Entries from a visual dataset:
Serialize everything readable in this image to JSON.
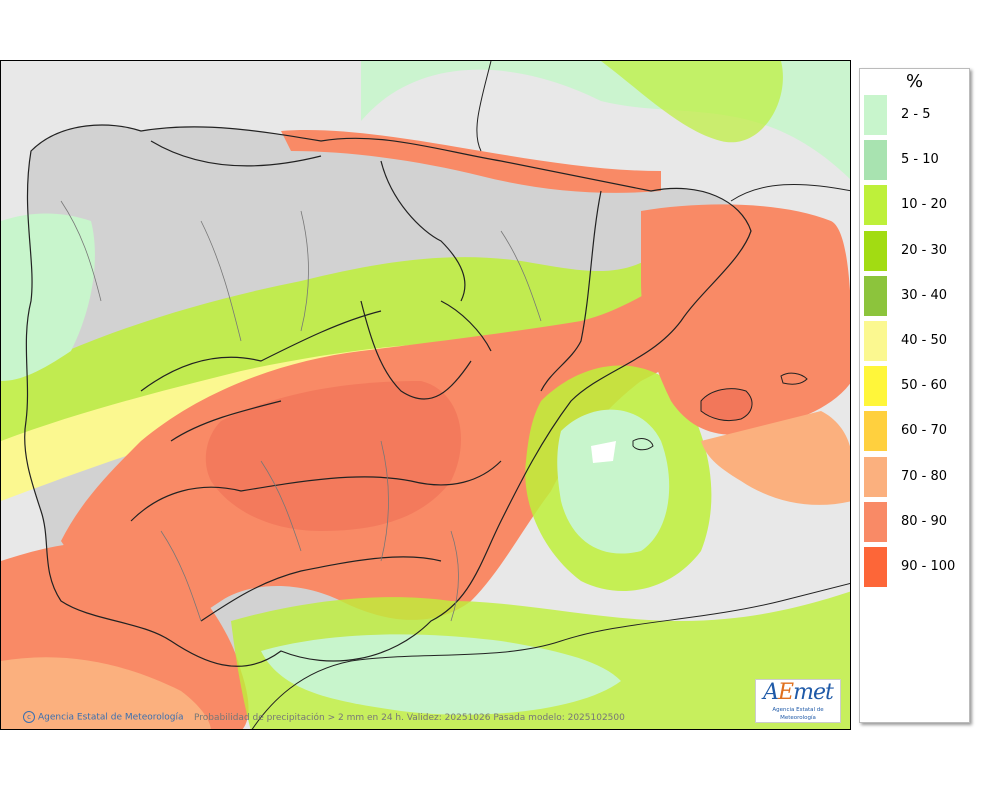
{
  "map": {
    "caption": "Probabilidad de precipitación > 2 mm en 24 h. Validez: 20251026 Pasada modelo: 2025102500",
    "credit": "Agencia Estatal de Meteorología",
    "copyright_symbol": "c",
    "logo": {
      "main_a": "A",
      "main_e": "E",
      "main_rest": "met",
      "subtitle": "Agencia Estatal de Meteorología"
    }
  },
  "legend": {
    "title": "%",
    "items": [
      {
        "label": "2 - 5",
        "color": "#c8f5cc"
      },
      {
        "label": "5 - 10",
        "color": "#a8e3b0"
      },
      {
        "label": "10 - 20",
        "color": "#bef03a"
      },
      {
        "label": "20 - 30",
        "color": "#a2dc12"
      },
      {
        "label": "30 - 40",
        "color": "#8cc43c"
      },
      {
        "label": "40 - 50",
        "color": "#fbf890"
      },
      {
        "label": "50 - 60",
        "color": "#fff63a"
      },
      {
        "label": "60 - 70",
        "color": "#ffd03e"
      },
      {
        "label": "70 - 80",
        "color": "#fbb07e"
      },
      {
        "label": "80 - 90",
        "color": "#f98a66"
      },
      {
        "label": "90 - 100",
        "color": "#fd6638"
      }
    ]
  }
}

AIM:
Without the pictures, repeat the listing above exactly.

RESPONSE TO THE EXERCISE:
Serialize everything readable in this image to JSON.
{
  "map": {
    "caption": "Probabilidad de precipitación > 2 mm en 24 h. Validez: 20251026 Pasada modelo: 2025102500",
    "credit": "Agencia Estatal de Meteorología",
    "copyright_symbol": "c",
    "logo": {
      "main_a": "A",
      "main_e": "E",
      "main_rest": "met",
      "subtitle": "Agencia Estatal de Meteorología"
    }
  },
  "legend": {
    "title": "%",
    "items": [
      {
        "label": "2 - 5",
        "color": "#c8f5cc"
      },
      {
        "label": "5 - 10",
        "color": "#a8e3b0"
      },
      {
        "label": "10 - 20",
        "color": "#bef03a"
      },
      {
        "label": "20 - 30",
        "color": "#a2dc12"
      },
      {
        "label": "30 - 40",
        "color": "#8cc43c"
      },
      {
        "label": "40 - 50",
        "color": "#fbf890"
      },
      {
        "label": "50 - 60",
        "color": "#fff63a"
      },
      {
        "label": "60 - 70",
        "color": "#ffd03e"
      },
      {
        "label": "70 - 80",
        "color": "#fbb07e"
      },
      {
        "label": "80 - 90",
        "color": "#f98a66"
      },
      {
        "label": "90 - 100",
        "color": "#fd6638"
      }
    ]
  }
}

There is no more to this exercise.